------ Provided information ------

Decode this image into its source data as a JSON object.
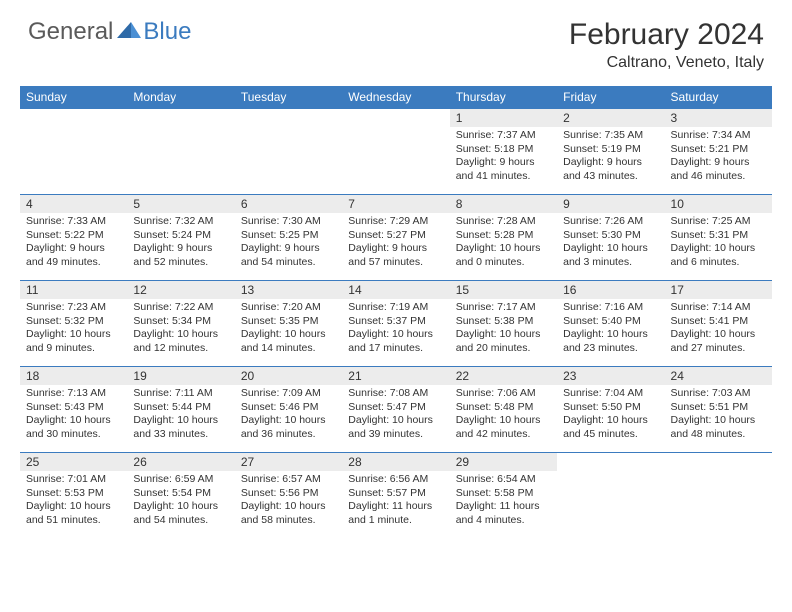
{
  "brand": {
    "part1": "General",
    "part2": "Blue"
  },
  "title": "February 2024",
  "location": "Caltrano, Veneto, Italy",
  "styling": {
    "header_bg": "#3b7bbf",
    "header_text": "#ffffff",
    "date_bg": "#ececec",
    "border_color": "#3b7bbf",
    "body_text": "#333333",
    "font_family": "Arial",
    "title_fontsize": 30,
    "location_fontsize": 16,
    "dayheader_fontsize": 12,
    "cell_fontsize": 10.5
  },
  "day_names": [
    "Sunday",
    "Monday",
    "Tuesday",
    "Wednesday",
    "Thursday",
    "Friday",
    "Saturday"
  ],
  "weeks": [
    [
      null,
      null,
      null,
      null,
      {
        "n": "1",
        "sr": "7:37 AM",
        "ss": "5:18 PM",
        "dl": "9 hours and 41 minutes."
      },
      {
        "n": "2",
        "sr": "7:35 AM",
        "ss": "5:19 PM",
        "dl": "9 hours and 43 minutes."
      },
      {
        "n": "3",
        "sr": "7:34 AM",
        "ss": "5:21 PM",
        "dl": "9 hours and 46 minutes."
      }
    ],
    [
      {
        "n": "4",
        "sr": "7:33 AM",
        "ss": "5:22 PM",
        "dl": "9 hours and 49 minutes."
      },
      {
        "n": "5",
        "sr": "7:32 AM",
        "ss": "5:24 PM",
        "dl": "9 hours and 52 minutes."
      },
      {
        "n": "6",
        "sr": "7:30 AM",
        "ss": "5:25 PM",
        "dl": "9 hours and 54 minutes."
      },
      {
        "n": "7",
        "sr": "7:29 AM",
        "ss": "5:27 PM",
        "dl": "9 hours and 57 minutes."
      },
      {
        "n": "8",
        "sr": "7:28 AM",
        "ss": "5:28 PM",
        "dl": "10 hours and 0 minutes."
      },
      {
        "n": "9",
        "sr": "7:26 AM",
        "ss": "5:30 PM",
        "dl": "10 hours and 3 minutes."
      },
      {
        "n": "10",
        "sr": "7:25 AM",
        "ss": "5:31 PM",
        "dl": "10 hours and 6 minutes."
      }
    ],
    [
      {
        "n": "11",
        "sr": "7:23 AM",
        "ss": "5:32 PM",
        "dl": "10 hours and 9 minutes."
      },
      {
        "n": "12",
        "sr": "7:22 AM",
        "ss": "5:34 PM",
        "dl": "10 hours and 12 minutes."
      },
      {
        "n": "13",
        "sr": "7:20 AM",
        "ss": "5:35 PM",
        "dl": "10 hours and 14 minutes."
      },
      {
        "n": "14",
        "sr": "7:19 AM",
        "ss": "5:37 PM",
        "dl": "10 hours and 17 minutes."
      },
      {
        "n": "15",
        "sr": "7:17 AM",
        "ss": "5:38 PM",
        "dl": "10 hours and 20 minutes."
      },
      {
        "n": "16",
        "sr": "7:16 AM",
        "ss": "5:40 PM",
        "dl": "10 hours and 23 minutes."
      },
      {
        "n": "17",
        "sr": "7:14 AM",
        "ss": "5:41 PM",
        "dl": "10 hours and 27 minutes."
      }
    ],
    [
      {
        "n": "18",
        "sr": "7:13 AM",
        "ss": "5:43 PM",
        "dl": "10 hours and 30 minutes."
      },
      {
        "n": "19",
        "sr": "7:11 AM",
        "ss": "5:44 PM",
        "dl": "10 hours and 33 minutes."
      },
      {
        "n": "20",
        "sr": "7:09 AM",
        "ss": "5:46 PM",
        "dl": "10 hours and 36 minutes."
      },
      {
        "n": "21",
        "sr": "7:08 AM",
        "ss": "5:47 PM",
        "dl": "10 hours and 39 minutes."
      },
      {
        "n": "22",
        "sr": "7:06 AM",
        "ss": "5:48 PM",
        "dl": "10 hours and 42 minutes."
      },
      {
        "n": "23",
        "sr": "7:04 AM",
        "ss": "5:50 PM",
        "dl": "10 hours and 45 minutes."
      },
      {
        "n": "24",
        "sr": "7:03 AM",
        "ss": "5:51 PM",
        "dl": "10 hours and 48 minutes."
      }
    ],
    [
      {
        "n": "25",
        "sr": "7:01 AM",
        "ss": "5:53 PM",
        "dl": "10 hours and 51 minutes."
      },
      {
        "n": "26",
        "sr": "6:59 AM",
        "ss": "5:54 PM",
        "dl": "10 hours and 54 minutes."
      },
      {
        "n": "27",
        "sr": "6:57 AM",
        "ss": "5:56 PM",
        "dl": "10 hours and 58 minutes."
      },
      {
        "n": "28",
        "sr": "6:56 AM",
        "ss": "5:57 PM",
        "dl": "11 hours and 1 minute."
      },
      {
        "n": "29",
        "sr": "6:54 AM",
        "ss": "5:58 PM",
        "dl": "11 hours and 4 minutes."
      },
      null,
      null
    ]
  ],
  "labels": {
    "sunrise": "Sunrise:",
    "sunset": "Sunset:",
    "daylight": "Daylight:"
  }
}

------

■ Problem description:
Your task is to repeat the material above exactly, without its pictures.

■ Exercise solution:
Decode this image into its source data as a JSON object.
{
  "brand": {
    "part1": "General",
    "part2": "Blue"
  },
  "title": "February 2024",
  "location": "Caltrano, Veneto, Italy",
  "styling": {
    "header_bg": "#3b7bbf",
    "header_text": "#ffffff",
    "date_bg": "#ececec",
    "border_color": "#3b7bbf",
    "body_text": "#333333",
    "font_family": "Arial",
    "title_fontsize": 30,
    "location_fontsize": 16,
    "dayheader_fontsize": 12,
    "cell_fontsize": 10.5
  },
  "day_names": [
    "Sunday",
    "Monday",
    "Tuesday",
    "Wednesday",
    "Thursday",
    "Friday",
    "Saturday"
  ],
  "weeks": [
    [
      null,
      null,
      null,
      null,
      {
        "n": "1",
        "sr": "7:37 AM",
        "ss": "5:18 PM",
        "dl": "9 hours and 41 minutes."
      },
      {
        "n": "2",
        "sr": "7:35 AM",
        "ss": "5:19 PM",
        "dl": "9 hours and 43 minutes."
      },
      {
        "n": "3",
        "sr": "7:34 AM",
        "ss": "5:21 PM",
        "dl": "9 hours and 46 minutes."
      }
    ],
    [
      {
        "n": "4",
        "sr": "7:33 AM",
        "ss": "5:22 PM",
        "dl": "9 hours and 49 minutes."
      },
      {
        "n": "5",
        "sr": "7:32 AM",
        "ss": "5:24 PM",
        "dl": "9 hours and 52 minutes."
      },
      {
        "n": "6",
        "sr": "7:30 AM",
        "ss": "5:25 PM",
        "dl": "9 hours and 54 minutes."
      },
      {
        "n": "7",
        "sr": "7:29 AM",
        "ss": "5:27 PM",
        "dl": "9 hours and 57 minutes."
      },
      {
        "n": "8",
        "sr": "7:28 AM",
        "ss": "5:28 PM",
        "dl": "10 hours and 0 minutes."
      },
      {
        "n": "9",
        "sr": "7:26 AM",
        "ss": "5:30 PM",
        "dl": "10 hours and 3 minutes."
      },
      {
        "n": "10",
        "sr": "7:25 AM",
        "ss": "5:31 PM",
        "dl": "10 hours and 6 minutes."
      }
    ],
    [
      {
        "n": "11",
        "sr": "7:23 AM",
        "ss": "5:32 PM",
        "dl": "10 hours and 9 minutes."
      },
      {
        "n": "12",
        "sr": "7:22 AM",
        "ss": "5:34 PM",
        "dl": "10 hours and 12 minutes."
      },
      {
        "n": "13",
        "sr": "7:20 AM",
        "ss": "5:35 PM",
        "dl": "10 hours and 14 minutes."
      },
      {
        "n": "14",
        "sr": "7:19 AM",
        "ss": "5:37 PM",
        "dl": "10 hours and 17 minutes."
      },
      {
        "n": "15",
        "sr": "7:17 AM",
        "ss": "5:38 PM",
        "dl": "10 hours and 20 minutes."
      },
      {
        "n": "16",
        "sr": "7:16 AM",
        "ss": "5:40 PM",
        "dl": "10 hours and 23 minutes."
      },
      {
        "n": "17",
        "sr": "7:14 AM",
        "ss": "5:41 PM",
        "dl": "10 hours and 27 minutes."
      }
    ],
    [
      {
        "n": "18",
        "sr": "7:13 AM",
        "ss": "5:43 PM",
        "dl": "10 hours and 30 minutes."
      },
      {
        "n": "19",
        "sr": "7:11 AM",
        "ss": "5:44 PM",
        "dl": "10 hours and 33 minutes."
      },
      {
        "n": "20",
        "sr": "7:09 AM",
        "ss": "5:46 PM",
        "dl": "10 hours and 36 minutes."
      },
      {
        "n": "21",
        "sr": "7:08 AM",
        "ss": "5:47 PM",
        "dl": "10 hours and 39 minutes."
      },
      {
        "n": "22",
        "sr": "7:06 AM",
        "ss": "5:48 PM",
        "dl": "10 hours and 42 minutes."
      },
      {
        "n": "23",
        "sr": "7:04 AM",
        "ss": "5:50 PM",
        "dl": "10 hours and 45 minutes."
      },
      {
        "n": "24",
        "sr": "7:03 AM",
        "ss": "5:51 PM",
        "dl": "10 hours and 48 minutes."
      }
    ],
    [
      {
        "n": "25",
        "sr": "7:01 AM",
        "ss": "5:53 PM",
        "dl": "10 hours and 51 minutes."
      },
      {
        "n": "26",
        "sr": "6:59 AM",
        "ss": "5:54 PM",
        "dl": "10 hours and 54 minutes."
      },
      {
        "n": "27",
        "sr": "6:57 AM",
        "ss": "5:56 PM",
        "dl": "10 hours and 58 minutes."
      },
      {
        "n": "28",
        "sr": "6:56 AM",
        "ss": "5:57 PM",
        "dl": "11 hours and 1 minute."
      },
      {
        "n": "29",
        "sr": "6:54 AM",
        "ss": "5:58 PM",
        "dl": "11 hours and 4 minutes."
      },
      null,
      null
    ]
  ],
  "labels": {
    "sunrise": "Sunrise:",
    "sunset": "Sunset:",
    "daylight": "Daylight:"
  }
}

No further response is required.